▶ **Exercise prompt**
Can you transcribe every line exactly and leave the pictures behind?

::: Record extracts

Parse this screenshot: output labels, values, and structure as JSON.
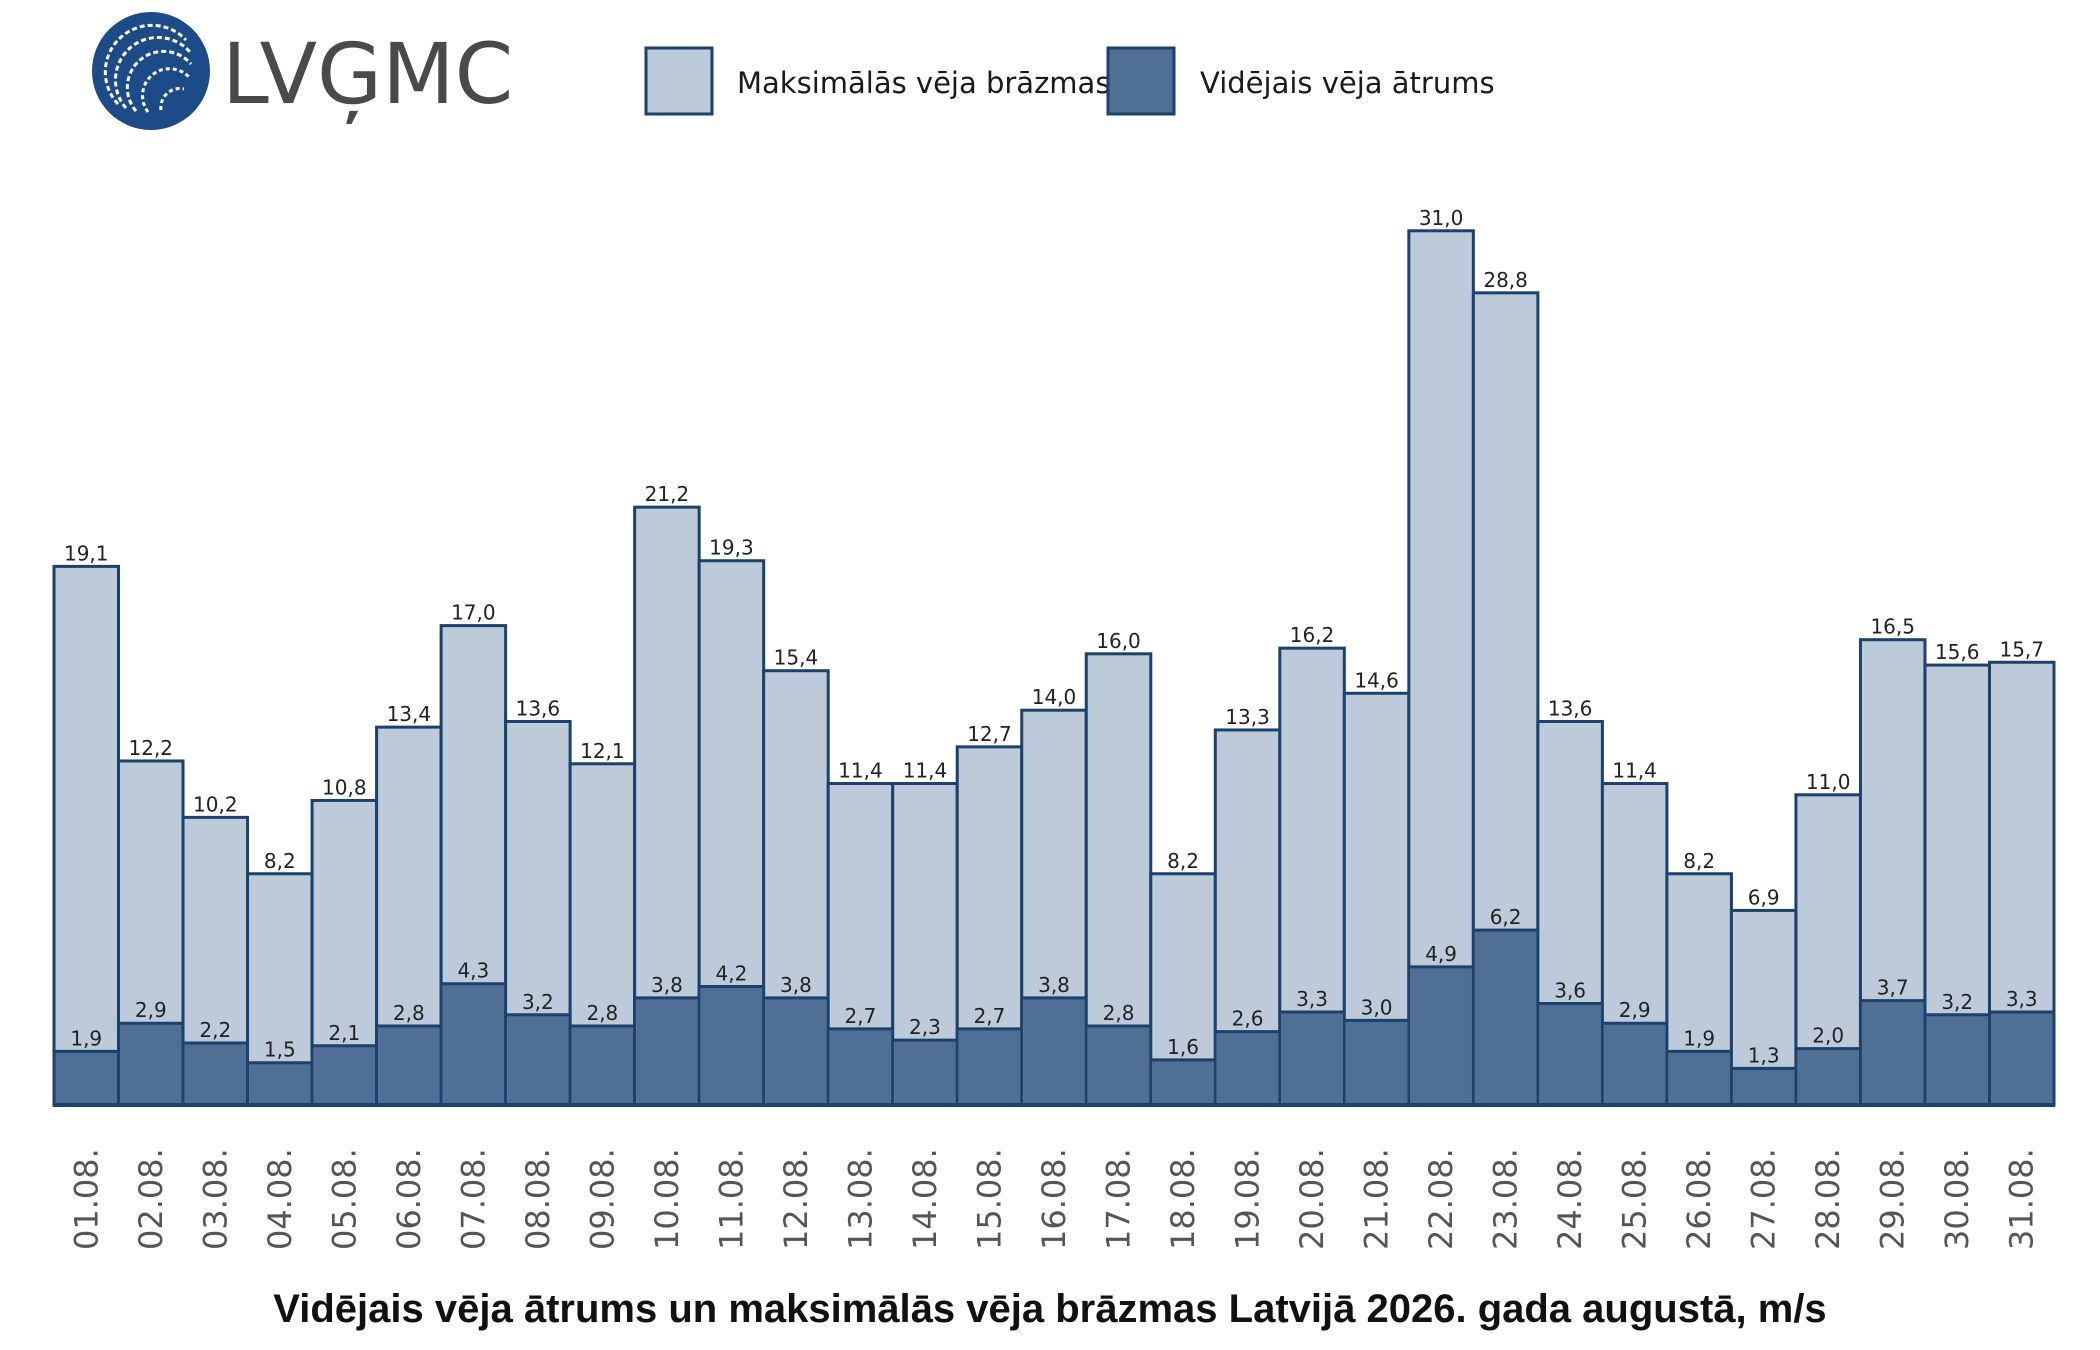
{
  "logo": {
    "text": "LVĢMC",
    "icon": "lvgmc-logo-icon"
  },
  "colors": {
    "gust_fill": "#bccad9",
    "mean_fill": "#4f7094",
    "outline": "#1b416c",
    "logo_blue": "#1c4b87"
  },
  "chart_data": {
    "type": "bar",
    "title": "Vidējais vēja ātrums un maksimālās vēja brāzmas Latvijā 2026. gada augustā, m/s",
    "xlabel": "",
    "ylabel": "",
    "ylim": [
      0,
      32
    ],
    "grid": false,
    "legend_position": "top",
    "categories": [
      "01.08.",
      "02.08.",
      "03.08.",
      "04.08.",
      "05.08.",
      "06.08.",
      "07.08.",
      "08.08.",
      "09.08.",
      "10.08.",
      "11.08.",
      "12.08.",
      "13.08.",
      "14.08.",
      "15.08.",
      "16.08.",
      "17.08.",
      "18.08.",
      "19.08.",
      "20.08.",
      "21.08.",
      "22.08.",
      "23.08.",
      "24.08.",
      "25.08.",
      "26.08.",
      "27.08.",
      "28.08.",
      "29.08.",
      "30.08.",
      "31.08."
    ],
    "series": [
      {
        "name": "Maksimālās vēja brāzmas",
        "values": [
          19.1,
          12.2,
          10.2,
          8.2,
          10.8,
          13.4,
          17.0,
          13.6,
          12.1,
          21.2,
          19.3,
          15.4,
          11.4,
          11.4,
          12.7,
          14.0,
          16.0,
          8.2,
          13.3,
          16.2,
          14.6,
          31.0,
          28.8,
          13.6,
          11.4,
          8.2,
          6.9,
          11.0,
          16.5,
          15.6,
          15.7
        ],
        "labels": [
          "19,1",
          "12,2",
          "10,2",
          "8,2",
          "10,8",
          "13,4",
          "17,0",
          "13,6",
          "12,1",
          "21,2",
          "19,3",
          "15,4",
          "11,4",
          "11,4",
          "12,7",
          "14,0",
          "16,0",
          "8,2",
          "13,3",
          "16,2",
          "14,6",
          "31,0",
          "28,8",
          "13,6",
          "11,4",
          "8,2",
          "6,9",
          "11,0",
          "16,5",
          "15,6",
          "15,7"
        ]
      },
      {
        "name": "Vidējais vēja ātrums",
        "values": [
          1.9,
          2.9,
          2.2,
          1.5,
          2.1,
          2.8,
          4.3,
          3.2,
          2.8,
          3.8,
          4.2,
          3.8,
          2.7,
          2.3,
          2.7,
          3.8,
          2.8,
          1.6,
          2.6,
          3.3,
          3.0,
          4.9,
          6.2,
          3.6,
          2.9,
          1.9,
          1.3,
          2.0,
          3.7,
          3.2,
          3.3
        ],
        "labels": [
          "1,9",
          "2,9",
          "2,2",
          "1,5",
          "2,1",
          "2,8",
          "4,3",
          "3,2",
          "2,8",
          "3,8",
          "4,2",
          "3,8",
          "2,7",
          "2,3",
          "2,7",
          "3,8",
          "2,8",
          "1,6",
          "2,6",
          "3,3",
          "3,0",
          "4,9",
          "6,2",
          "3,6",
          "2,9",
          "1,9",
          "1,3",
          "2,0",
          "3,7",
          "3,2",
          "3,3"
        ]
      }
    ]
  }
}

::::::

▶ **Solution to this problem**
Parse this screenshot: output labels, values, and structure as JSON.
{
  "logo": {
    "text": "LVĢMC",
    "icon": "lvgmc-logo-icon"
  },
  "colors": {
    "gust_fill": "#bccad9",
    "mean_fill": "#4f7094",
    "outline": "#1b416c",
    "logo_blue": "#1c4b87"
  },
  "chart_data": {
    "type": "bar",
    "title": "Vidējais vēja ātrums un maksimālās vēja brāzmas Latvijā 2026. gada augustā, m/s",
    "xlabel": "",
    "ylabel": "",
    "ylim": [
      0,
      32
    ],
    "grid": false,
    "legend_position": "top",
    "categories": [
      "01.08.",
      "02.08.",
      "03.08.",
      "04.08.",
      "05.08.",
      "06.08.",
      "07.08.",
      "08.08.",
      "09.08.",
      "10.08.",
      "11.08.",
      "12.08.",
      "13.08.",
      "14.08.",
      "15.08.",
      "16.08.",
      "17.08.",
      "18.08.",
      "19.08.",
      "20.08.",
      "21.08.",
      "22.08.",
      "23.08.",
      "24.08.",
      "25.08.",
      "26.08.",
      "27.08.",
      "28.08.",
      "29.08.",
      "30.08.",
      "31.08."
    ],
    "series": [
      {
        "name": "Maksimālās vēja brāzmas",
        "values": [
          19.1,
          12.2,
          10.2,
          8.2,
          10.8,
          13.4,
          17.0,
          13.6,
          12.1,
          21.2,
          19.3,
          15.4,
          11.4,
          11.4,
          12.7,
          14.0,
          16.0,
          8.2,
          13.3,
          16.2,
          14.6,
          31.0,
          28.8,
          13.6,
          11.4,
          8.2,
          6.9,
          11.0,
          16.5,
          15.6,
          15.7
        ],
        "labels": [
          "19,1",
          "12,2",
          "10,2",
          "8,2",
          "10,8",
          "13,4",
          "17,0",
          "13,6",
          "12,1",
          "21,2",
          "19,3",
          "15,4",
          "11,4",
          "11,4",
          "12,7",
          "14,0",
          "16,0",
          "8,2",
          "13,3",
          "16,2",
          "14,6",
          "31,0",
          "28,8",
          "13,6",
          "11,4",
          "8,2",
          "6,9",
          "11,0",
          "16,5",
          "15,6",
          "15,7"
        ]
      },
      {
        "name": "Vidējais vēja ātrums",
        "values": [
          1.9,
          2.9,
          2.2,
          1.5,
          2.1,
          2.8,
          4.3,
          3.2,
          2.8,
          3.8,
          4.2,
          3.8,
          2.7,
          2.3,
          2.7,
          3.8,
          2.8,
          1.6,
          2.6,
          3.3,
          3.0,
          4.9,
          6.2,
          3.6,
          2.9,
          1.9,
          1.3,
          2.0,
          3.7,
          3.2,
          3.3
        ],
        "labels": [
          "1,9",
          "2,9",
          "2,2",
          "1,5",
          "2,1",
          "2,8",
          "4,3",
          "3,2",
          "2,8",
          "3,8",
          "4,2",
          "3,8",
          "2,7",
          "2,3",
          "2,7",
          "3,8",
          "2,8",
          "1,6",
          "2,6",
          "3,3",
          "3,0",
          "4,9",
          "6,2",
          "3,6",
          "2,9",
          "1,9",
          "1,3",
          "2,0",
          "3,7",
          "3,2",
          "3,3"
        ]
      }
    ]
  }
}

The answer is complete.